Working data -
-*-

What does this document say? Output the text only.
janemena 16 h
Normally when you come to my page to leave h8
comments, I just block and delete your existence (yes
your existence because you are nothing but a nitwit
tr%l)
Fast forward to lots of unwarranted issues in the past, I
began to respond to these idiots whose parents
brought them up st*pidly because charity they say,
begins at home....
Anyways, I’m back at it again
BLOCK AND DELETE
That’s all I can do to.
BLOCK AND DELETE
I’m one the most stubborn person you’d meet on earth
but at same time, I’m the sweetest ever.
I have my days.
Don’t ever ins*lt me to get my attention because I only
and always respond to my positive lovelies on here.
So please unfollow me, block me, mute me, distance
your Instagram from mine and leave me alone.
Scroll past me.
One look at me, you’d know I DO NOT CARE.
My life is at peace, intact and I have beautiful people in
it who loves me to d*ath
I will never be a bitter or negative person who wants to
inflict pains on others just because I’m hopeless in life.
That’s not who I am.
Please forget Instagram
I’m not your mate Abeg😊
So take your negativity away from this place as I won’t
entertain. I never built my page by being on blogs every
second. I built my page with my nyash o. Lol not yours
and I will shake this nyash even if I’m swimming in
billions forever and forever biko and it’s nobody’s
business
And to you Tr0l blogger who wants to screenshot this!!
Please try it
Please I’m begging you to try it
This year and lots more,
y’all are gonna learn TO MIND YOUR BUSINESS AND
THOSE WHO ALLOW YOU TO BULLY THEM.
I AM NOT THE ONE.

-*-

Set exercise - Determine how many lines in the listing above hold the word "lots", answering with the number only.

Solution for this exercise - 2